#### Instructions to follow
Go through the entries below and copy each line containing the word "Create".

◇ ◇ ◇ ◇ ◇

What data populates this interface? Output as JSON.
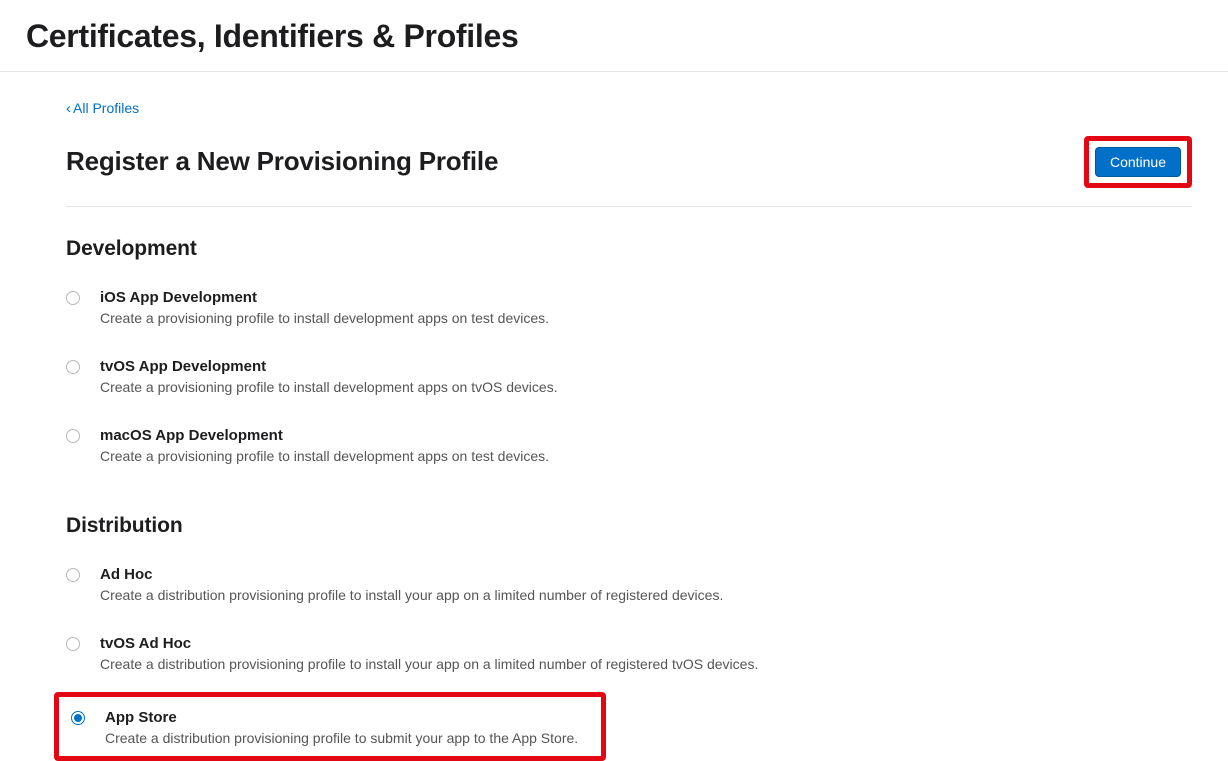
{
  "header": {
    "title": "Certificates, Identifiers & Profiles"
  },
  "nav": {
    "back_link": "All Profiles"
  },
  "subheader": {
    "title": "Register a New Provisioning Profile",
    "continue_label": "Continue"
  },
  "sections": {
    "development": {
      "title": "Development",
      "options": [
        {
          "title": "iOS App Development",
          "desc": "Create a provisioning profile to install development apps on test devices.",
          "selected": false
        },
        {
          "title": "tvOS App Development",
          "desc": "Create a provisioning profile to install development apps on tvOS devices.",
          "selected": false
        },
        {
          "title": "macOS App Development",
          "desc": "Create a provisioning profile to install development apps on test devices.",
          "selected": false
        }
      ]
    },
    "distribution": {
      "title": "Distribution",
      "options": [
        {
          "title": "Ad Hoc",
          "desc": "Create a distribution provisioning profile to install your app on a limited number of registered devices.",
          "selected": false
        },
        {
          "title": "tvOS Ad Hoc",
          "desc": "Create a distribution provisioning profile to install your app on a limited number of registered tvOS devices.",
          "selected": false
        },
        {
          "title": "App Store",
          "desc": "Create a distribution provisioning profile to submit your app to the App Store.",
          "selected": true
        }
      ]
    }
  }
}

◇ ◇ ◇ ◇ ◇

#### Response
          "desc": "Create a provisioning profile to install development apps on test devices.",
          "desc": "Create a provisioning profile to install development apps on tvOS devices.",
          "desc": "Create a provisioning profile to install development apps on test devices.",
          "desc": "Create a distribution provisioning profile to install your app on a limited number of registered devices.",
          "desc": "Create a distribution provisioning profile to install your app on a limited number of registered tvOS devices.",
          "desc": "Create a distribution provisioning profile to submit your app to the App Store.",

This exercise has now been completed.